#### Recorded information
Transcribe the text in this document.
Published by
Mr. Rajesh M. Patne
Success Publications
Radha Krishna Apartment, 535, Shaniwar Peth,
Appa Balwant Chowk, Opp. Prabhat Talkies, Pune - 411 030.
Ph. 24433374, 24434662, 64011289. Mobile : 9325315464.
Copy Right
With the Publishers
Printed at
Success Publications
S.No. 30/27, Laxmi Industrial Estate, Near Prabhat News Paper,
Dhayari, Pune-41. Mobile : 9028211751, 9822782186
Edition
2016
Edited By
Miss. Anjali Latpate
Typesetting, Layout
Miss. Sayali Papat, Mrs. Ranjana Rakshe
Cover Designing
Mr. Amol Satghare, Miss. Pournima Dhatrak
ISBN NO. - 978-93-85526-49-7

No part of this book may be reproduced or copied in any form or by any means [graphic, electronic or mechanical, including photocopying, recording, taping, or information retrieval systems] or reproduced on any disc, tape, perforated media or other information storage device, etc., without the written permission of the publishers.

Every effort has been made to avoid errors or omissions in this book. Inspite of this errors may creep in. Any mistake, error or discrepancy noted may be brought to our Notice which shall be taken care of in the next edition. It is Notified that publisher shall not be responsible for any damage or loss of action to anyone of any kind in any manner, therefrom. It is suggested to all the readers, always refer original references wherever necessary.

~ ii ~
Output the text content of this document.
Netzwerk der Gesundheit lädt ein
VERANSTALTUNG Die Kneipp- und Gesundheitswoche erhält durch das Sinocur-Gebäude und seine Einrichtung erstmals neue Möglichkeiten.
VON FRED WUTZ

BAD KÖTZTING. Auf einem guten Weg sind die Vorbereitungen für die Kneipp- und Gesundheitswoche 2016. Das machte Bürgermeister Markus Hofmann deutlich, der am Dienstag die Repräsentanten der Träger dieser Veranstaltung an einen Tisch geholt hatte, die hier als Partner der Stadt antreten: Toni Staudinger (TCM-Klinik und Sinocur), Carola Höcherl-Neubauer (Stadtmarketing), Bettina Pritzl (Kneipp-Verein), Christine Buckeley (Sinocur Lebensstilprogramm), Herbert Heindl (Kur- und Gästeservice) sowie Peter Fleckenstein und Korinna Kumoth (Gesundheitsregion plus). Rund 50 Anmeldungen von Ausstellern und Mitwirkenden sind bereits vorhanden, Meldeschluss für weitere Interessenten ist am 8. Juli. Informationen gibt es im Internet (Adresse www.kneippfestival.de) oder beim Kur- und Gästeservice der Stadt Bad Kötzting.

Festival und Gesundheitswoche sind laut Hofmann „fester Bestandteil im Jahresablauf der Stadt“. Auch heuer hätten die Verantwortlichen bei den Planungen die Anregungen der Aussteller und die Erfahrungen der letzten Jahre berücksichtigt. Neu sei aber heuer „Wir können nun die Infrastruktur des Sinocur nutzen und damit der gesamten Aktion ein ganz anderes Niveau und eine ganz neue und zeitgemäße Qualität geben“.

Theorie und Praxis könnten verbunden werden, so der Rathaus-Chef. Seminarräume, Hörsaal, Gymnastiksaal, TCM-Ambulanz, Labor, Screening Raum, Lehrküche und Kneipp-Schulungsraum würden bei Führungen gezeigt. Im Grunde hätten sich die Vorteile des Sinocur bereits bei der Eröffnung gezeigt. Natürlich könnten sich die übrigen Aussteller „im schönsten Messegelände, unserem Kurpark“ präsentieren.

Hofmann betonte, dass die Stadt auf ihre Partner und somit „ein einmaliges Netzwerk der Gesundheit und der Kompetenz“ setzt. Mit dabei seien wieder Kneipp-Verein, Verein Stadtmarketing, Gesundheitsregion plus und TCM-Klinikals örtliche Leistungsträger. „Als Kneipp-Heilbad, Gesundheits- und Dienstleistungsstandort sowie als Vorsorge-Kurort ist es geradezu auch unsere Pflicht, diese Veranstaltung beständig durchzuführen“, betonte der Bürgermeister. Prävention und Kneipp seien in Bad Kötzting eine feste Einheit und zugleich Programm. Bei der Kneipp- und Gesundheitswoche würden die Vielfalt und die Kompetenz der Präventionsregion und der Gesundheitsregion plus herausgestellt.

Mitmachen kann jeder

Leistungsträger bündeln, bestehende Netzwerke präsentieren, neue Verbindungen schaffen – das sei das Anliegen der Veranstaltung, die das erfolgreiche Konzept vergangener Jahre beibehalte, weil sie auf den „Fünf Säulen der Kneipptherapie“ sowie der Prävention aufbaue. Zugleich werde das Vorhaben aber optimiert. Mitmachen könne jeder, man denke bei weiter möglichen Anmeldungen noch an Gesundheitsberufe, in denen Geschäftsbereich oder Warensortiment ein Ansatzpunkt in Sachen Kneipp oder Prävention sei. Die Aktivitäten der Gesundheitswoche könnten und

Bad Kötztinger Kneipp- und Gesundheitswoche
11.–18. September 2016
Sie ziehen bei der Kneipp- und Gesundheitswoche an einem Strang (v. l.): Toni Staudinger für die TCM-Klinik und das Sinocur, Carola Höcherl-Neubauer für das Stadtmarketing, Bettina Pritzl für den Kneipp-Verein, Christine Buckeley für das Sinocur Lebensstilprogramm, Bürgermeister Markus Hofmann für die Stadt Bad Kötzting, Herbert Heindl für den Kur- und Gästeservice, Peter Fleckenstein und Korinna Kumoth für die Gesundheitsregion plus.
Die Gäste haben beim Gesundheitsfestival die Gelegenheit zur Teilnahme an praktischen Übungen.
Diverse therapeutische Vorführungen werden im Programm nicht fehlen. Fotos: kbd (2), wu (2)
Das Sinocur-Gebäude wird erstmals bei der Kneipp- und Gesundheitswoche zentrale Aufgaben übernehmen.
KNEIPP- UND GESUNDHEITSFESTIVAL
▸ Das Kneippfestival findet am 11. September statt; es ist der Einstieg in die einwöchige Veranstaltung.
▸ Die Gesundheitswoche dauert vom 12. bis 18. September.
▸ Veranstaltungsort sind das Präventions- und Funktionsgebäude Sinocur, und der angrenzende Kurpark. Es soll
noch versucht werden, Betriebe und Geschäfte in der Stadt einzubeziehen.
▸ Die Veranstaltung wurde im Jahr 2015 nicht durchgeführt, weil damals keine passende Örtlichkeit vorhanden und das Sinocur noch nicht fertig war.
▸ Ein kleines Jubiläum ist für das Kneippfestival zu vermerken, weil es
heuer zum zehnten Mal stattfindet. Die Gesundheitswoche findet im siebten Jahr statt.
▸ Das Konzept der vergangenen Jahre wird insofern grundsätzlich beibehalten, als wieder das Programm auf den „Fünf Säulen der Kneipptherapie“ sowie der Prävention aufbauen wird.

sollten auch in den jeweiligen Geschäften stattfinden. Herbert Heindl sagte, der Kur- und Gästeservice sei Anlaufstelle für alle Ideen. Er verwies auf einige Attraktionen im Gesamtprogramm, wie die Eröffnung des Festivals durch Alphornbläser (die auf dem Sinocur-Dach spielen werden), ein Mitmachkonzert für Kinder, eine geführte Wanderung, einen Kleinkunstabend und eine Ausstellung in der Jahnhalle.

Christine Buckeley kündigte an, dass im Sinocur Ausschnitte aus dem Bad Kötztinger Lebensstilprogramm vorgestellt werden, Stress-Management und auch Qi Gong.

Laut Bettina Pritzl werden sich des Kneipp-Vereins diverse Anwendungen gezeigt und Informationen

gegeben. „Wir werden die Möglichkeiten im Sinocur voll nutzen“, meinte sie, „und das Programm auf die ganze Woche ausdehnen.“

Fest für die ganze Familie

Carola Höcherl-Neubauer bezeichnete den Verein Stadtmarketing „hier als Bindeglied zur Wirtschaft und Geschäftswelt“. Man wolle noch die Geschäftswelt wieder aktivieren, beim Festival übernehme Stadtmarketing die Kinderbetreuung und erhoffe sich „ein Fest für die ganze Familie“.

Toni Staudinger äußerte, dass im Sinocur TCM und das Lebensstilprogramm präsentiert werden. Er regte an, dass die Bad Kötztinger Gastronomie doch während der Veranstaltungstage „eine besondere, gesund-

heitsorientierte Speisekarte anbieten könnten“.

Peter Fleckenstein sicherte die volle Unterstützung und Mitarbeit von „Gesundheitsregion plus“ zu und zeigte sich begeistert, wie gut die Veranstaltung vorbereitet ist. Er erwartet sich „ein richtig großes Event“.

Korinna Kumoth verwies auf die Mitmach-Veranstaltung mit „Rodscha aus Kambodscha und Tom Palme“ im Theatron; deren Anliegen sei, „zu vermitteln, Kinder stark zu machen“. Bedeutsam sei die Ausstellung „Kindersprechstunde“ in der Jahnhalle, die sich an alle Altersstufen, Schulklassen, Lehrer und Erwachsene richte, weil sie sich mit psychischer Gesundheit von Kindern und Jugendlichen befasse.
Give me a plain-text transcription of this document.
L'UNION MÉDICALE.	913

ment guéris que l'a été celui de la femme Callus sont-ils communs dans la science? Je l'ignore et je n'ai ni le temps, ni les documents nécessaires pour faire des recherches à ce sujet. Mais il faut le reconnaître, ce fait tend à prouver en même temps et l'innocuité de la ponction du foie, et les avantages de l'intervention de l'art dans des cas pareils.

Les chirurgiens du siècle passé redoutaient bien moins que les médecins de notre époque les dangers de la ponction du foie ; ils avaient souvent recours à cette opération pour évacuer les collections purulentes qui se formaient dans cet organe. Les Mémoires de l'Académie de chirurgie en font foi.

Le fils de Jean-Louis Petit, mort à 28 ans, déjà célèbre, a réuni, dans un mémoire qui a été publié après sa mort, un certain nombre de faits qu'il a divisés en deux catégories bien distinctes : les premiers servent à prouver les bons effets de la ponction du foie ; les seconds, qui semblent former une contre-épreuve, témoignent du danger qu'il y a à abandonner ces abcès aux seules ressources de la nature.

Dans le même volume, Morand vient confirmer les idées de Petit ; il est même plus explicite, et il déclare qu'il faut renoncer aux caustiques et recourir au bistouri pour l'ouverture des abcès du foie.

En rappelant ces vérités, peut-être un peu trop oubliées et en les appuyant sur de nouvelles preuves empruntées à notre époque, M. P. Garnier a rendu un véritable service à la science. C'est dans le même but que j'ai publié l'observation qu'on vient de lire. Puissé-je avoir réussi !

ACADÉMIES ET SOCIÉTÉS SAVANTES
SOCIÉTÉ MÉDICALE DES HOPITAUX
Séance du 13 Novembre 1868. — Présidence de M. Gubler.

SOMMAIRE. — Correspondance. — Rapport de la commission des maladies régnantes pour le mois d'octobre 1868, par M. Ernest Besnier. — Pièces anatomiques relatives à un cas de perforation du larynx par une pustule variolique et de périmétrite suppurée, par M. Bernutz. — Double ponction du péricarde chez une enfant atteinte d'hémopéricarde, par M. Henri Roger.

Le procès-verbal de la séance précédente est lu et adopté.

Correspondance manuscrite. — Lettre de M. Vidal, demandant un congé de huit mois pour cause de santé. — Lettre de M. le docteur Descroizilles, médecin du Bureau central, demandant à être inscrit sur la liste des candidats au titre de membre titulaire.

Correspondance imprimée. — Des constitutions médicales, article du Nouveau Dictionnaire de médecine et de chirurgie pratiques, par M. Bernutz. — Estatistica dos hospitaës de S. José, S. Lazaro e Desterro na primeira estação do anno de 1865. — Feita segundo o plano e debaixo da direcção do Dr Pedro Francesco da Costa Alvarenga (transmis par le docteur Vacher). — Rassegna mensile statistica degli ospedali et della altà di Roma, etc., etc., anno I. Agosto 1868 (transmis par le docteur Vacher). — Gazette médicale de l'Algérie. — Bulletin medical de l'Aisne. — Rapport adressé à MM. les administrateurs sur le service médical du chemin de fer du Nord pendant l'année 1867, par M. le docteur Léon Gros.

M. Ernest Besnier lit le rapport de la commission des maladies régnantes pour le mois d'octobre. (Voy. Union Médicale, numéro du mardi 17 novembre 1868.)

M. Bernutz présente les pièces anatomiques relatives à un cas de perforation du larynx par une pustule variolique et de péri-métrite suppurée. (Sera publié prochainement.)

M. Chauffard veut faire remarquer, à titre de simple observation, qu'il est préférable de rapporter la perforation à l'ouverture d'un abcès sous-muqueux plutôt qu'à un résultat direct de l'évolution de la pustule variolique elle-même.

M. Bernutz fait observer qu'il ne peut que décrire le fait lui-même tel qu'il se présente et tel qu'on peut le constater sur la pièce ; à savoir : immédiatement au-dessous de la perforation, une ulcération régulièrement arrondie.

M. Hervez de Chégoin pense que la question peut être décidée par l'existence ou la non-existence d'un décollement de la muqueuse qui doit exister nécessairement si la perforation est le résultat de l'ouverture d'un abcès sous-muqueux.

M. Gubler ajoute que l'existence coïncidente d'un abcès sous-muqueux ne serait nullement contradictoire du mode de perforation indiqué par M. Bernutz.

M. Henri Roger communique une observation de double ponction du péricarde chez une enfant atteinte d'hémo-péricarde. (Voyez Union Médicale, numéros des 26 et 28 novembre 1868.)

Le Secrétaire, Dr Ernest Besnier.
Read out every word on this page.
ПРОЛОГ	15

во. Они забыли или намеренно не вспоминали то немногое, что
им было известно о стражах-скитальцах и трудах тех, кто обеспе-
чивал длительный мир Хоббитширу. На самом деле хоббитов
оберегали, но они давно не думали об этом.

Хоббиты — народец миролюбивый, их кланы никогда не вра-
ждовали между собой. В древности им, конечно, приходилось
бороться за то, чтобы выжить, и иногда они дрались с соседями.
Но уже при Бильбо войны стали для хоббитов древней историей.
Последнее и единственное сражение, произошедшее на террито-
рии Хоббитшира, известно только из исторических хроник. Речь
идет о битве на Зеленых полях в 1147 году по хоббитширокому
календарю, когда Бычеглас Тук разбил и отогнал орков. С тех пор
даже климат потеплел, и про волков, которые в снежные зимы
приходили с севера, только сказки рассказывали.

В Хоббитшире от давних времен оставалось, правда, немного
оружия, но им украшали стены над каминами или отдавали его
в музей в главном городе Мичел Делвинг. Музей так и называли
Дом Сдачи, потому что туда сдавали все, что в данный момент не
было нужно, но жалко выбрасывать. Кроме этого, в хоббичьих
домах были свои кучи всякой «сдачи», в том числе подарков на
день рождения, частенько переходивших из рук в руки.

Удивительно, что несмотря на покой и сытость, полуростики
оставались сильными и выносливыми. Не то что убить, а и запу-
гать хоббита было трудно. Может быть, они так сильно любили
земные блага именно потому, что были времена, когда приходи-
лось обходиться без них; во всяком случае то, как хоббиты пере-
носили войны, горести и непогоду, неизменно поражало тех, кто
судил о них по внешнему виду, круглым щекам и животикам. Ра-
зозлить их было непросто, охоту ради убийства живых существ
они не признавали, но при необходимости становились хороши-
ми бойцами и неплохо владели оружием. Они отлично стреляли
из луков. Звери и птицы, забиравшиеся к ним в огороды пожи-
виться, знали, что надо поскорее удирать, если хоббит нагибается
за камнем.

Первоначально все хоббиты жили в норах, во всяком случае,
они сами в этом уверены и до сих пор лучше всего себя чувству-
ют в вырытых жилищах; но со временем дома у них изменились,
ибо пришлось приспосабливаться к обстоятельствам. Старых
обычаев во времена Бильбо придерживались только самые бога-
########
What is being asked:
Check each line of the material above for "войны" and say how many lines contain it, giving the number alone.

Written answer:
2